Material for the task:

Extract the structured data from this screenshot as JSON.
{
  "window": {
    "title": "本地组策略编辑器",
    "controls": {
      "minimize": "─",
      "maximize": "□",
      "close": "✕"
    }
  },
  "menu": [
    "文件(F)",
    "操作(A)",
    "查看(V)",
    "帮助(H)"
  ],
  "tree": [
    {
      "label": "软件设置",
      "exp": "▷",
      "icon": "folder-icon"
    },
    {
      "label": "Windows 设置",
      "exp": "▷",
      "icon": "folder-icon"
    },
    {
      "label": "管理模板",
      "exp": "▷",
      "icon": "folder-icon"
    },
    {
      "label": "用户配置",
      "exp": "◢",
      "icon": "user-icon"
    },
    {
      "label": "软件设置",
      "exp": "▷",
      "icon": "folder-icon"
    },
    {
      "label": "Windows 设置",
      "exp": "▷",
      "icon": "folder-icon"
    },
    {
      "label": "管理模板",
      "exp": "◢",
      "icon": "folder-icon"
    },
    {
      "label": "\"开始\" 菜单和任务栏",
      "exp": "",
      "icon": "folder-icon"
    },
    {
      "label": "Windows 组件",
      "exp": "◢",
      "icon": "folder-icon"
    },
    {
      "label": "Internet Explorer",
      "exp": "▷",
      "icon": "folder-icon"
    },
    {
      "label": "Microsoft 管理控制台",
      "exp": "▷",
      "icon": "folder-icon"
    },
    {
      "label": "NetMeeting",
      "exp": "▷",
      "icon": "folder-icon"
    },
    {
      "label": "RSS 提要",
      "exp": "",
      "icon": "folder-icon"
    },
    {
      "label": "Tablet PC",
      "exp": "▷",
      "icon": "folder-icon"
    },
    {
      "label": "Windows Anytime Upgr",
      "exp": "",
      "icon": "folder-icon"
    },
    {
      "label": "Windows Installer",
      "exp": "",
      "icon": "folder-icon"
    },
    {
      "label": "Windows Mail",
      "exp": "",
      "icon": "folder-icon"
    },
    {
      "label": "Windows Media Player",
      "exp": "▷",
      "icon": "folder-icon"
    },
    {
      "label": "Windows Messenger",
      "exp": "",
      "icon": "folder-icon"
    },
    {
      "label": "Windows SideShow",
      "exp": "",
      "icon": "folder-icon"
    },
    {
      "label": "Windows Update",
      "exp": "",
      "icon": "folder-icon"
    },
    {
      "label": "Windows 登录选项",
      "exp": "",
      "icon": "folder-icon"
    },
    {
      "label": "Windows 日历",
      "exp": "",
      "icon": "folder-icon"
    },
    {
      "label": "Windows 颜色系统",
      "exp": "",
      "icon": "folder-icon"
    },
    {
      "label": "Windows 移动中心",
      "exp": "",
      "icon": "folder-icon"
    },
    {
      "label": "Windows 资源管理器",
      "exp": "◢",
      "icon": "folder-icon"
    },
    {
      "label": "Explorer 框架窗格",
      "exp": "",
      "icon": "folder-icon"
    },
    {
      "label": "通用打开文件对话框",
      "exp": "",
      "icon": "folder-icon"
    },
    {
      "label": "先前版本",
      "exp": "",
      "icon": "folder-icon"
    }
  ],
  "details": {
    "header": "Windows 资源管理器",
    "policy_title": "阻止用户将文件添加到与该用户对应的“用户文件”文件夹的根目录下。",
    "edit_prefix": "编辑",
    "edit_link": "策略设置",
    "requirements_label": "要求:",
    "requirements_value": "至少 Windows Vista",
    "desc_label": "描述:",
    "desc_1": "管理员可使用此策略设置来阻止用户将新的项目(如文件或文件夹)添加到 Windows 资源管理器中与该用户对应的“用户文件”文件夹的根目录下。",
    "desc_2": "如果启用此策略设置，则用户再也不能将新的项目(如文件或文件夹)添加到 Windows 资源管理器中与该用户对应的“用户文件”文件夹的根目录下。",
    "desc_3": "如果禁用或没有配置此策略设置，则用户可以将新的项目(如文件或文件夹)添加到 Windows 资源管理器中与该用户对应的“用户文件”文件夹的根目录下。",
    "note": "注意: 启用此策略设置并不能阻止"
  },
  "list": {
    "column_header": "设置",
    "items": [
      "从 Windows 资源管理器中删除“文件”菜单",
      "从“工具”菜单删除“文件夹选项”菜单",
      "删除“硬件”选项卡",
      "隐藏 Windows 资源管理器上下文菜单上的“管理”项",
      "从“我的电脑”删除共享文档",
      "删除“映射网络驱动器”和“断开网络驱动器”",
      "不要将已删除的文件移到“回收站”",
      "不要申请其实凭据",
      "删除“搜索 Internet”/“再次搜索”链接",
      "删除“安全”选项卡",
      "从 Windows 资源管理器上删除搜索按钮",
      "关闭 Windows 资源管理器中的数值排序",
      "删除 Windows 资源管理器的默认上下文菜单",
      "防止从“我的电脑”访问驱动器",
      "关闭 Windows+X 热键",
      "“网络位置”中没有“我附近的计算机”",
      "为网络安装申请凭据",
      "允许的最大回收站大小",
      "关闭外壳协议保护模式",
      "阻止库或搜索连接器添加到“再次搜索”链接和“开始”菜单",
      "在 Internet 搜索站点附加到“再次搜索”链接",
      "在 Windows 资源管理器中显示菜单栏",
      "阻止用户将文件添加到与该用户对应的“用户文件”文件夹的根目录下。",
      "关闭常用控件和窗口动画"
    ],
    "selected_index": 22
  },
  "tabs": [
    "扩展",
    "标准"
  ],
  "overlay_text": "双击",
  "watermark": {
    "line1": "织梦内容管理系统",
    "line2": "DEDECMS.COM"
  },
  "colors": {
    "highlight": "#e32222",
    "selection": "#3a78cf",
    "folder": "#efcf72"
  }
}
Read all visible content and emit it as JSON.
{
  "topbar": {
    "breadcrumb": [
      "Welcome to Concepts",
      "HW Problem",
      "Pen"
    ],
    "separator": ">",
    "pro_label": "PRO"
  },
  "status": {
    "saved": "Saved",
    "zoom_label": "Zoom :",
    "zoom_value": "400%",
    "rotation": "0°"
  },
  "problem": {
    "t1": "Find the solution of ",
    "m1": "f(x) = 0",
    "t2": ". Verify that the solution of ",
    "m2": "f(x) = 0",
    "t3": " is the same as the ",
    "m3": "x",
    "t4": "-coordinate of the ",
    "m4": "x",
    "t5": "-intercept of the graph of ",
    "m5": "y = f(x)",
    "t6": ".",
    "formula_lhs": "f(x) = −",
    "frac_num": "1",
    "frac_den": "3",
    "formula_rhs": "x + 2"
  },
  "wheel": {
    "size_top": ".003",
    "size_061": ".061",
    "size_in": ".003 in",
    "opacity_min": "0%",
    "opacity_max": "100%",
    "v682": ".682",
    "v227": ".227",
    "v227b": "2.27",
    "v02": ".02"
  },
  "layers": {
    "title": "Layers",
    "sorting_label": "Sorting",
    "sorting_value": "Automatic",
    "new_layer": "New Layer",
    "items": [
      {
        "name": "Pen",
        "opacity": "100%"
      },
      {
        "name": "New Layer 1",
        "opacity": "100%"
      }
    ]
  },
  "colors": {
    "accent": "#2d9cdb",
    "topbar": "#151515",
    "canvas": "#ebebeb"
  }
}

What the exercise asks:
Reproduce the entries above in full, verbatim.

Right answer:
Extract the structured data from this screenshot as JSON.
{
  "window": {
    "title": "本地组策略编辑器",
    "controls": {
      "minimize": "─",
      "maximize": "□",
      "close": "✕"
    }
  },
  "menu": [
    "文件(F)",
    "操作(A)",
    "查看(V)",
    "帮助(H)"
  ],
  "tree": [
    {
      "label": "软件设置",
      "exp": "▷",
      "icon": "folder-icon"
    },
    {
      "label": "Windows 设置",
      "exp": "▷",
      "icon": "folder-icon"
    },
    {
      "label": "管理模板",
      "exp": "▷",
      "icon": "folder-icon"
    },
    {
      "label": "用户配置",
      "exp": "◢",
      "icon": "user-icon"
    },
    {
      "label": "软件设置",
      "exp": "▷",
      "icon": "folder-icon"
    },
    {
      "label": "Windows 设置",
      "exp": "▷",
      "icon": "folder-icon"
    },
    {
      "label": "管理模板",
      "exp": "◢",
      "icon": "folder-icon"
    },
    {
      "label": "\"开始\" 菜单和任务栏",
      "exp": "",
      "icon": "folder-icon"
    },
    {
      "label": "Windows 组件",
      "exp": "◢",
      "icon": "folder-icon"
    },
    {
      "label": "Internet Explorer",
      "exp": "▷",
      "icon": "folder-icon"
    },
    {
      "label": "Microsoft 管理控制台",
      "exp": "▷",
      "icon": "folder-icon"
    },
    {
      "label": "NetMeeting",
      "exp": "▷",
      "icon": "folder-icon"
    },
    {
      "label": "RSS 提要",
      "exp": "",
      "icon": "folder-icon"
    },
    {
      "label": "Tablet PC",
      "exp": "▷",
      "icon": "folder-icon"
    },
    {
      "label": "Windows Anytime Upgr",
      "exp": "",
      "icon": "folder-icon"
    },
    {
      "label": "Windows Installer",
      "exp": "",
      "icon": "folder-icon"
    },
    {
      "label": "Windows Mail",
      "exp": "",
      "icon": "folder-icon"
    },
    {
      "label": "Windows Media Player",
      "exp": "▷",
      "icon": "folder-icon"
    },
    {
      "label": "Windows Messenger",
      "exp": "",
      "icon": "folder-icon"
    },
    {
      "label": "Windows SideShow",
      "exp": "",
      "icon": "folder-icon"
    },
    {
      "label": "Windows Update",
      "exp": "",
      "icon": "folder-icon"
    },
    {
      "label": "Windows 登录选项",
      "exp": "",
      "icon": "folder-icon"
    },
    {
      "label": "Windows 日历",
      "exp": "",
      "icon": "folder-icon"
    },
    {
      "label": "Windows 颜色系统",
      "exp": "",
      "icon": "folder-icon"
    },
    {
      "label": "Windows 移动中心",
      "exp": "",
      "icon": "folder-icon"
    },
    {
      "label": "Windows 资源管理器",
      "exp": "◢",
      "icon": "folder-icon"
    },
    {
      "label": "Explorer 框架窗格",
      "exp": "",
      "icon": "folder-icon"
    },
    {
      "label": "通用打开文件对话框",
      "exp": "",
      "icon": "folder-icon"
    },
    {
      "label": "先前版本",
      "exp": "",
      "icon": "folder-icon"
    }
  ],
  "details": {
    "header": "Windows 资源管理器",
    "policy_title": "阻止用户将文件添加到与该用户对应的“用户文件”文件夹的根目录下。",
    "edit_prefix": "编辑",
    "edit_link": "策略设置",
    "requirements_label": "要求:",
    "requirements_value": "至少 Windows Vista",
    "desc_label": "描述:",
    "desc_1": "管理员可使用此策略设置来阻止用户将新的项目(如文件或文件夹)添加到 Windows 资源管理器中与该用户对应的“用户文件”文件夹的根目录下。",
    "desc_2": "如果启用此策略设置，则用户再也不能将新的项目(如文件或文件夹)添加到 Windows 资源管理器中与该用户对应的“用户文件”文件夹的根目录下。",
    "desc_3": "如果禁用或没有配置此策略设置，则用户可以将新的项目(如文件或文件夹)添加到 Windows 资源管理器中与该用户对应的“用户文件”文件夹的根目录下。",
    "note": "注意: 启用此策略设置并不能阻止"
  },
  "list": {
    "column_header": "设置",
    "items": [
      "从 Windows 资源管理器中删除“文件”菜单",
      "从“工具”菜单删除“文件夹选项”菜单",
      "删除“硬件”选项卡",
      "隐藏 Windows 资源管理器上下文菜单上的“管理”项",
      "从“我的电脑”删除共享文档",
      "删除“映射网络驱动器”和“断开网络驱动器”",
      "不要将已删除的文件移到“回收站”",
      "不要申请其实凭据",
      "删除“搜索 Internet”/“再次搜索”链接",
      "删除“安全”选项卡",
      "从 Windows 资源管理器上删除搜索按钮",
      "关闭 Windows 资源管理器中的数值排序",
      "删除 Windows 资源管理器的默认上下文菜单",
      "防止从“我的电脑”访问驱动器",
      "关闭 Windows+X 热键",
      "“网络位置”中没有“我附近的计算机”",
      "为网络安装申请凭据",
      "允许的最大回收站大小",
      "关闭外壳协议保护模式",
      "阻止库或搜索连接器添加到“再次搜索”链接和“开始”菜单",
      "在 Internet 搜索站点附加到“再次搜索”链接",
      "在 Windows 资源管理器中显示菜单栏",
      "阻止用户将文件添加到与该用户对应的“用户文件”文件夹的根目录下。",
      "关闭常用控件和窗口动画"
    ],
    "selected_index": 22
  },
  "tabs": [
    "扩展",
    "标准"
  ],
  "overlay_text": "双击",
  "watermark": {
    "line1": "织梦内容管理系统",
    "line2": "DEDECMS.COM"
  },
  "colors": {
    "highlight": "#e32222",
    "selection": "#3a78cf",
    "folder": "#efcf72"
  }
}
Read all visible content and emit it as JSON.
{
  "topbar": {
    "breadcrumb": [
      "Welcome to Concepts",
      "HW Problem",
      "Pen"
    ],
    "separator": ">",
    "pro_label": "PRO"
  },
  "status": {
    "saved": "Saved",
    "zoom_label": "Zoom :",
    "zoom_value": "400%",
    "rotation": "0°"
  },
  "problem": {
    "t1": "Find the solution of ",
    "m1": "f(x) = 0",
    "t2": ". Verify that the solution of ",
    "m2": "f(x) = 0",
    "t3": " is the same as the ",
    "m3": "x",
    "t4": "-coordinate of the ",
    "m4": "x",
    "t5": "-intercept of the graph of ",
    "m5": "y = f(x)",
    "t6": ".",
    "formula_lhs": "f(x) = −",
    "frac_num": "1",
    "frac_den": "3",
    "formula_rhs": "x + 2"
  },
  "wheel": {
    "size_top": ".003",
    "size_061": ".061",
    "size_in": ".003 in",
    "opacity_min": "0%",
    "opacity_max": "100%",
    "v682": ".682",
    "v227": ".227",
    "v227b": "2.27",
    "v02": ".02"
  },
  "layers": {
    "title": "Layers",
    "sorting_label": "Sorting",
    "sorting_value": "Automatic",
    "new_layer": "New Layer",
    "items": [
      {
        "name": "Pen",
        "opacity": "100%"
      },
      {
        "name": "New Layer 1",
        "opacity": "100%"
      }
    ]
  },
  "colors": {
    "accent": "#2d9cdb",
    "topbar": "#151515",
    "canvas": "#ebebeb"
  }
}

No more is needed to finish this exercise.